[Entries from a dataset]
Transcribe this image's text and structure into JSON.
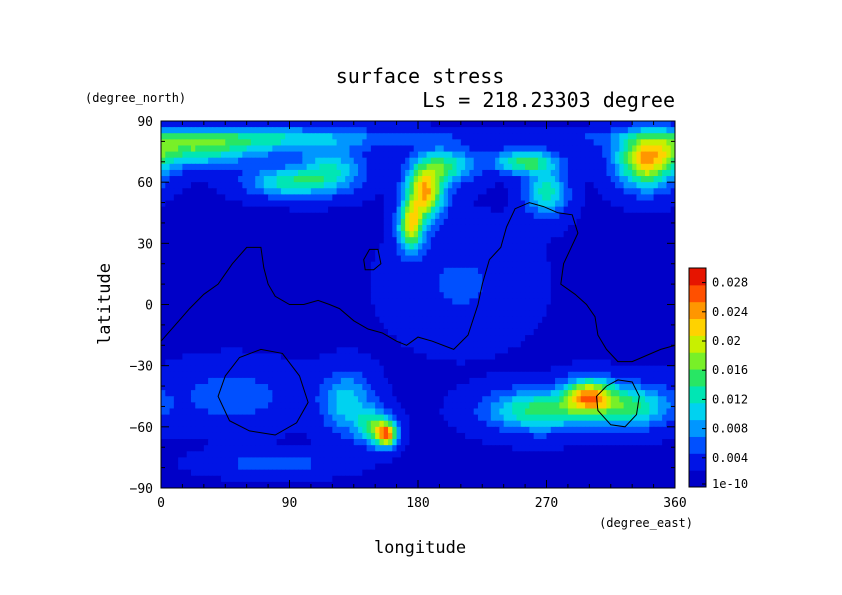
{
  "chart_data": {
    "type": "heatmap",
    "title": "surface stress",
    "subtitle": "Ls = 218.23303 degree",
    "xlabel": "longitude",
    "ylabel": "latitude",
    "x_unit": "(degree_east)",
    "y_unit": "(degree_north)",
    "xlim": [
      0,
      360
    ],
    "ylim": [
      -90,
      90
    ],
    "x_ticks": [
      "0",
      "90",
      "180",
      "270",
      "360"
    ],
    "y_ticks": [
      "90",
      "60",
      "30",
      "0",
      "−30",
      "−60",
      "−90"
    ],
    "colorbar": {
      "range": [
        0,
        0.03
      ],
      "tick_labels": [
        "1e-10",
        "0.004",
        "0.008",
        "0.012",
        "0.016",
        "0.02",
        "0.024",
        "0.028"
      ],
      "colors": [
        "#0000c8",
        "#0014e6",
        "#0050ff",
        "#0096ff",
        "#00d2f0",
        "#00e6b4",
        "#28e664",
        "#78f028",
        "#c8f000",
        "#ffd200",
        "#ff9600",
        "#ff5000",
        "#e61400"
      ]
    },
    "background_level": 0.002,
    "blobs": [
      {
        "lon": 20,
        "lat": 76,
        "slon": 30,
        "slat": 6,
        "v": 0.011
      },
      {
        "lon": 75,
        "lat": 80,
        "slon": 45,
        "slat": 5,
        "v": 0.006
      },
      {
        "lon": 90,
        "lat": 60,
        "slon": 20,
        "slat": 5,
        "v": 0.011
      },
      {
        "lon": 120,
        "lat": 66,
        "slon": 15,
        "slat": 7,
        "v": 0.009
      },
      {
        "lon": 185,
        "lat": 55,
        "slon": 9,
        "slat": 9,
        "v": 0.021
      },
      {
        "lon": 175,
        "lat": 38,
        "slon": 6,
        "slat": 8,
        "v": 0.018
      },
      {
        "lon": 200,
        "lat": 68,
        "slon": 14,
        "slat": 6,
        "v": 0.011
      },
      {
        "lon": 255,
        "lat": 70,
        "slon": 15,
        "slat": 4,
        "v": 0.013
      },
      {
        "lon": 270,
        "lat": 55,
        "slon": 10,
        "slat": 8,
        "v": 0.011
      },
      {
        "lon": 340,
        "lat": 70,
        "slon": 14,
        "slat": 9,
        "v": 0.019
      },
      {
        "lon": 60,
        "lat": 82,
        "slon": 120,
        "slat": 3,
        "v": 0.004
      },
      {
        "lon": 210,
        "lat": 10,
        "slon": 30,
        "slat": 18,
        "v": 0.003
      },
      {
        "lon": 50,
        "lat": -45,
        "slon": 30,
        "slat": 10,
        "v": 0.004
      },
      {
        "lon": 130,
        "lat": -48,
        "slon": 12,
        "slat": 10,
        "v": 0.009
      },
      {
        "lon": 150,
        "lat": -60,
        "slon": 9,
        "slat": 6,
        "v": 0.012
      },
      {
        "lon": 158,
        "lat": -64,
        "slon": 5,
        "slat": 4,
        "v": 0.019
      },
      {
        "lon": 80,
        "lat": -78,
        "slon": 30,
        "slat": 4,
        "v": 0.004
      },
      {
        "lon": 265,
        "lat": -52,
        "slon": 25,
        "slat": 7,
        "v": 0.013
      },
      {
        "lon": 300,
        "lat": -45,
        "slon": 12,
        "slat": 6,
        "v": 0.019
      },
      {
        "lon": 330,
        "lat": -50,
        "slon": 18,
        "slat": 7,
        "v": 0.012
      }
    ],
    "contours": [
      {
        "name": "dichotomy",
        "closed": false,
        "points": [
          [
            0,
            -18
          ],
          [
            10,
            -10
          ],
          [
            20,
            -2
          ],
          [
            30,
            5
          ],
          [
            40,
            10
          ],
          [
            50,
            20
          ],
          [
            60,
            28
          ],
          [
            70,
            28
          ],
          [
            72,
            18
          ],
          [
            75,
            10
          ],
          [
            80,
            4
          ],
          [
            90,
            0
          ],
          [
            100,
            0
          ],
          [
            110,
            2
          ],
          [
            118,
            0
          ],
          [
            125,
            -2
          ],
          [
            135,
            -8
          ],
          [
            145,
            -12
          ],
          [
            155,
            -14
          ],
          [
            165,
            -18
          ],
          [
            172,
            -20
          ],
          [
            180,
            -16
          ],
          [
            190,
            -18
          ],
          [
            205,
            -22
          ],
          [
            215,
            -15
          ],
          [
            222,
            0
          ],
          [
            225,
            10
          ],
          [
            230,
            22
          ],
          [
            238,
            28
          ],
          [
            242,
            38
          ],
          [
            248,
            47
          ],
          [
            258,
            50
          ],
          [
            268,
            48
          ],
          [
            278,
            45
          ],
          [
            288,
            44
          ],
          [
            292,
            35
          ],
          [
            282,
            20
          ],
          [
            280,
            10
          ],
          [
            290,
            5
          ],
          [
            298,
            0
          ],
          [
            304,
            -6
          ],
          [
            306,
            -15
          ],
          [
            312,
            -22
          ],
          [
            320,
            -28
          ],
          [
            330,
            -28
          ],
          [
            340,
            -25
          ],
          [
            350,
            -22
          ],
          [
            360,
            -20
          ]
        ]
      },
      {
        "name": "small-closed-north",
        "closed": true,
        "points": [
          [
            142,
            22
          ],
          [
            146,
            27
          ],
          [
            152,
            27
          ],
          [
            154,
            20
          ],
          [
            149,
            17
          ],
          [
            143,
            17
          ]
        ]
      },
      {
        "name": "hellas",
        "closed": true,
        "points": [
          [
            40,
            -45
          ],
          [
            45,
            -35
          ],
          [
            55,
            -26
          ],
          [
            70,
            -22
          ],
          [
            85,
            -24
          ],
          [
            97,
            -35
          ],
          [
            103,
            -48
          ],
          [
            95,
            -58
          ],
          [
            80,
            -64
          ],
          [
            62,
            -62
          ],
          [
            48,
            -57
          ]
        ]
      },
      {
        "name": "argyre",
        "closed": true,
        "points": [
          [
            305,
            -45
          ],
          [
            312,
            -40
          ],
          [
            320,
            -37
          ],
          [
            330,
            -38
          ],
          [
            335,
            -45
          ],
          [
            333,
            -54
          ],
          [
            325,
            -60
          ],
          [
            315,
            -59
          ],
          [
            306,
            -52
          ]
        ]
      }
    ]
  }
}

**THE REQUEST:** Pictures are not part of the copy; output everything else in the records exactly.

**RIGHT ANSWER:**
Transcribe this image's text and structure into JSON.
{
  "chart_data": {
    "type": "heatmap",
    "title": "surface stress",
    "subtitle": "Ls = 218.23303 degree",
    "xlabel": "longitude",
    "ylabel": "latitude",
    "x_unit": "(degree_east)",
    "y_unit": "(degree_north)",
    "xlim": [
      0,
      360
    ],
    "ylim": [
      -90,
      90
    ],
    "x_ticks": [
      "0",
      "90",
      "180",
      "270",
      "360"
    ],
    "y_ticks": [
      "90",
      "60",
      "30",
      "0",
      "−30",
      "−60",
      "−90"
    ],
    "colorbar": {
      "range": [
        0,
        0.03
      ],
      "tick_labels": [
        "1e-10",
        "0.004",
        "0.008",
        "0.012",
        "0.016",
        "0.02",
        "0.024",
        "0.028"
      ],
      "colors": [
        "#0000c8",
        "#0014e6",
        "#0050ff",
        "#0096ff",
        "#00d2f0",
        "#00e6b4",
        "#28e664",
        "#78f028",
        "#c8f000",
        "#ffd200",
        "#ff9600",
        "#ff5000",
        "#e61400"
      ]
    },
    "background_level": 0.002,
    "blobs": [
      {
        "lon": 20,
        "lat": 76,
        "slon": 30,
        "slat": 6,
        "v": 0.011
      },
      {
        "lon": 75,
        "lat": 80,
        "slon": 45,
        "slat": 5,
        "v": 0.006
      },
      {
        "lon": 90,
        "lat": 60,
        "slon": 20,
        "slat": 5,
        "v": 0.011
      },
      {
        "lon": 120,
        "lat": 66,
        "slon": 15,
        "slat": 7,
        "v": 0.009
      },
      {
        "lon": 185,
        "lat": 55,
        "slon": 9,
        "slat": 9,
        "v": 0.021
      },
      {
        "lon": 175,
        "lat": 38,
        "slon": 6,
        "slat": 8,
        "v": 0.018
      },
      {
        "lon": 200,
        "lat": 68,
        "slon": 14,
        "slat": 6,
        "v": 0.011
      },
      {
        "lon": 255,
        "lat": 70,
        "slon": 15,
        "slat": 4,
        "v": 0.013
      },
      {
        "lon": 270,
        "lat": 55,
        "slon": 10,
        "slat": 8,
        "v": 0.011
      },
      {
        "lon": 340,
        "lat": 70,
        "slon": 14,
        "slat": 9,
        "v": 0.019
      },
      {
        "lon": 60,
        "lat": 82,
        "slon": 120,
        "slat": 3,
        "v": 0.004
      },
      {
        "lon": 210,
        "lat": 10,
        "slon": 30,
        "slat": 18,
        "v": 0.003
      },
      {
        "lon": 50,
        "lat": -45,
        "slon": 30,
        "slat": 10,
        "v": 0.004
      },
      {
        "lon": 130,
        "lat": -48,
        "slon": 12,
        "slat": 10,
        "v": 0.009
      },
      {
        "lon": 150,
        "lat": -60,
        "slon": 9,
        "slat": 6,
        "v": 0.012
      },
      {
        "lon": 158,
        "lat": -64,
        "slon": 5,
        "slat": 4,
        "v": 0.019
      },
      {
        "lon": 80,
        "lat": -78,
        "slon": 30,
        "slat": 4,
        "v": 0.004
      },
      {
        "lon": 265,
        "lat": -52,
        "slon": 25,
        "slat": 7,
        "v": 0.013
      },
      {
        "lon": 300,
        "lat": -45,
        "slon": 12,
        "slat": 6,
        "v": 0.019
      },
      {
        "lon": 330,
        "lat": -50,
        "slon": 18,
        "slat": 7,
        "v": 0.012
      }
    ],
    "contours": [
      {
        "name": "dichotomy",
        "closed": false,
        "points": [
          [
            0,
            -18
          ],
          [
            10,
            -10
          ],
          [
            20,
            -2
          ],
          [
            30,
            5
          ],
          [
            40,
            10
          ],
          [
            50,
            20
          ],
          [
            60,
            28
          ],
          [
            70,
            28
          ],
          [
            72,
            18
          ],
          [
            75,
            10
          ],
          [
            80,
            4
          ],
          [
            90,
            0
          ],
          [
            100,
            0
          ],
          [
            110,
            2
          ],
          [
            118,
            0
          ],
          [
            125,
            -2
          ],
          [
            135,
            -8
          ],
          [
            145,
            -12
          ],
          [
            155,
            -14
          ],
          [
            165,
            -18
          ],
          [
            172,
            -20
          ],
          [
            180,
            -16
          ],
          [
            190,
            -18
          ],
          [
            205,
            -22
          ],
          [
            215,
            -15
          ],
          [
            222,
            0
          ],
          [
            225,
            10
          ],
          [
            230,
            22
          ],
          [
            238,
            28
          ],
          [
            242,
            38
          ],
          [
            248,
            47
          ],
          [
            258,
            50
          ],
          [
            268,
            48
          ],
          [
            278,
            45
          ],
          [
            288,
            44
          ],
          [
            292,
            35
          ],
          [
            282,
            20
          ],
          [
            280,
            10
          ],
          [
            290,
            5
          ],
          [
            298,
            0
          ],
          [
            304,
            -6
          ],
          [
            306,
            -15
          ],
          [
            312,
            -22
          ],
          [
            320,
            -28
          ],
          [
            330,
            -28
          ],
          [
            340,
            -25
          ],
          [
            350,
            -22
          ],
          [
            360,
            -20
          ]
        ]
      },
      {
        "name": "small-closed-north",
        "closed": true,
        "points": [
          [
            142,
            22
          ],
          [
            146,
            27
          ],
          [
            152,
            27
          ],
          [
            154,
            20
          ],
          [
            149,
            17
          ],
          [
            143,
            17
          ]
        ]
      },
      {
        "name": "hellas",
        "closed": true,
        "points": [
          [
            40,
            -45
          ],
          [
            45,
            -35
          ],
          [
            55,
            -26
          ],
          [
            70,
            -22
          ],
          [
            85,
            -24
          ],
          [
            97,
            -35
          ],
          [
            103,
            -48
          ],
          [
            95,
            -58
          ],
          [
            80,
            -64
          ],
          [
            62,
            -62
          ],
          [
            48,
            -57
          ]
        ]
      },
      {
        "name": "argyre",
        "closed": true,
        "points": [
          [
            305,
            -45
          ],
          [
            312,
            -40
          ],
          [
            320,
            -37
          ],
          [
            330,
            -38
          ],
          [
            335,
            -45
          ],
          [
            333,
            -54
          ],
          [
            325,
            -60
          ],
          [
            315,
            -59
          ],
          [
            306,
            -52
          ]
        ]
      }
    ]
  }
}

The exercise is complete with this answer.